■ **THE EXERCISE**: Copy the data that follows exactly. Include no pictures.

Data extracted from a collection
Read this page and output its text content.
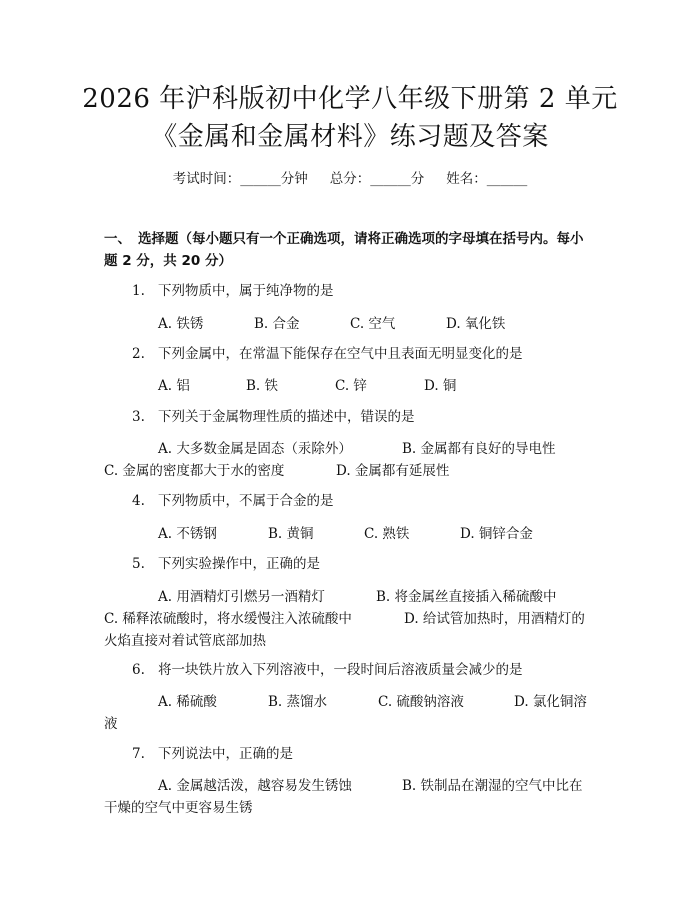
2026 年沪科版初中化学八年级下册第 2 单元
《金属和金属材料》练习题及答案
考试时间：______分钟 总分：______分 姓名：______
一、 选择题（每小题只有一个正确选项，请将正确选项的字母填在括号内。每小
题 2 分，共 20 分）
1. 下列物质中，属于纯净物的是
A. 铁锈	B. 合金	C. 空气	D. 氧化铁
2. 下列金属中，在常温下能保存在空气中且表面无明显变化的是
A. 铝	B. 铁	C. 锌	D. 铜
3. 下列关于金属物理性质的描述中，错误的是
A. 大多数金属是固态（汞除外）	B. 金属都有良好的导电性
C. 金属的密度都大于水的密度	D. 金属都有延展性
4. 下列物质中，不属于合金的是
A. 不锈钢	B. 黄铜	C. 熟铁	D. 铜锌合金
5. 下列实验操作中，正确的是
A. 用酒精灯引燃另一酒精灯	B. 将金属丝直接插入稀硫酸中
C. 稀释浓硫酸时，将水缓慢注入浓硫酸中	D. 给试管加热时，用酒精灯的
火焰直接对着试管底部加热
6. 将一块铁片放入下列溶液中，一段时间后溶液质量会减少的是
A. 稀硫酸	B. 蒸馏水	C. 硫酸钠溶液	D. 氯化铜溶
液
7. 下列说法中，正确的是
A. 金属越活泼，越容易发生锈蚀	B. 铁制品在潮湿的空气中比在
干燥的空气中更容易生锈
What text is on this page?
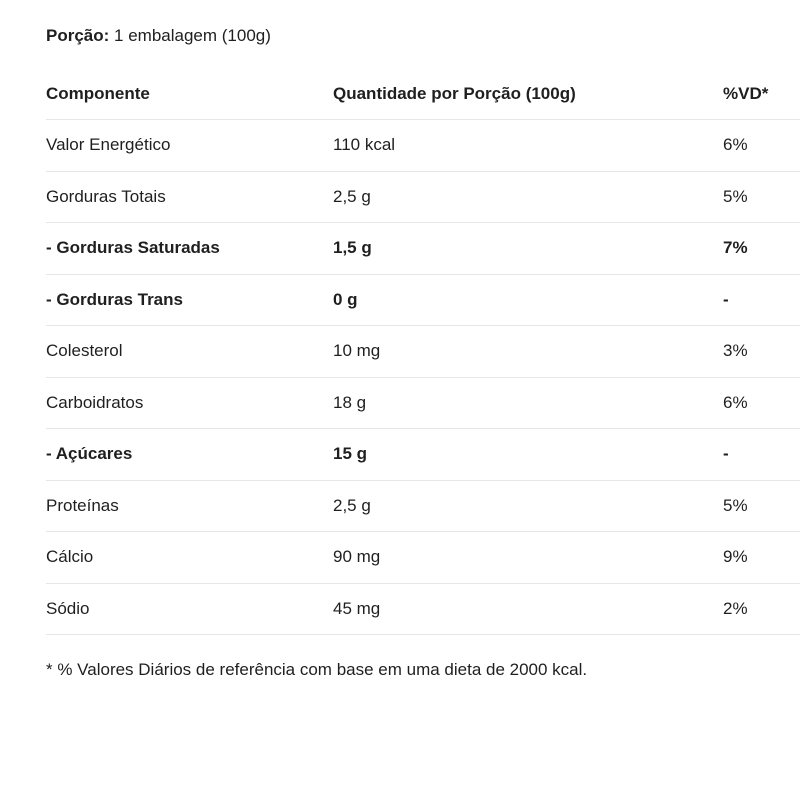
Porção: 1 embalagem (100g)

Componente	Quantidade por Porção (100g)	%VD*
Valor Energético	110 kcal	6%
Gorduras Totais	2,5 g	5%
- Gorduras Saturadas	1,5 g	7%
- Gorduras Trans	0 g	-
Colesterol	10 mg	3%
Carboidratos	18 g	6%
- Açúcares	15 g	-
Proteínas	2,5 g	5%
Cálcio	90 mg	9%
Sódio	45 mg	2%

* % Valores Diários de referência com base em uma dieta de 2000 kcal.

■ **CORRECT RESULT**:
Read this page and output its text content.
2026 年沪科版初中化学八年级下册第 2 单元
《金属和金属材料》练习题及答案
考试时间：______分钟 总分：______分 姓名：______
一、 选择题（每小题只有一个正确选项，请将正确选项的字母填在括号内。每小
题 2 分，共 20 分）
1. 下列物质中，属于纯净物的是
A. 铁锈	B. 合金	C. 空气	D. 氧化铁
2. 下列金属中，在常温下能保存在空气中且表面无明显变化的是
A. 铝	B. 铁	C. 锌	D. 铜
3. 下列关于金属物理性质的描述中，错误的是
A. 大多数金属是固态（汞除外）	B. 金属都有良好的导电性
C. 金属的密度都大于水的密度	D. 金属都有延展性
4. 下列物质中，不属于合金的是
A. 不锈钢	B. 黄铜	C. 熟铁	D. 铜锌合金
5. 下列实验操作中，正确的是
A. 用酒精灯引燃另一酒精灯	B. 将金属丝直接插入稀硫酸中
C. 稀释浓硫酸时，将水缓慢注入浓硫酸中	D. 给试管加热时，用酒精灯的
火焰直接对着试管底部加热
6. 将一块铁片放入下列溶液中，一段时间后溶液质量会减少的是
A. 稀硫酸	B. 蒸馏水	C. 硫酸钠溶液	D. 氯化铜溶
液
7. 下列说法中，正确的是
A. 金属越活泼，越容易发生锈蚀	B. 铁制品在潮湿的空气中比在
干燥的空气中更容易生锈
What text is on this page?
Porção: 1 embalagem (100g)

Componente	Quantidade por Porção (100g)	%VD*
Valor Energético	110 kcal	6%
Gorduras Totais	2,5 g	5%
- Gorduras Saturadas	1,5 g	7%
- Gorduras Trans	0 g	-
Colesterol	10 mg	3%
Carboidratos	18 g	6%
- Açúcares	15 g	-
Proteínas	2,5 g	5%
Cálcio	90 mg	9%
Sódio	45 mg	2%

* % Valores Diários de referência com base em uma dieta de 2000 kcal.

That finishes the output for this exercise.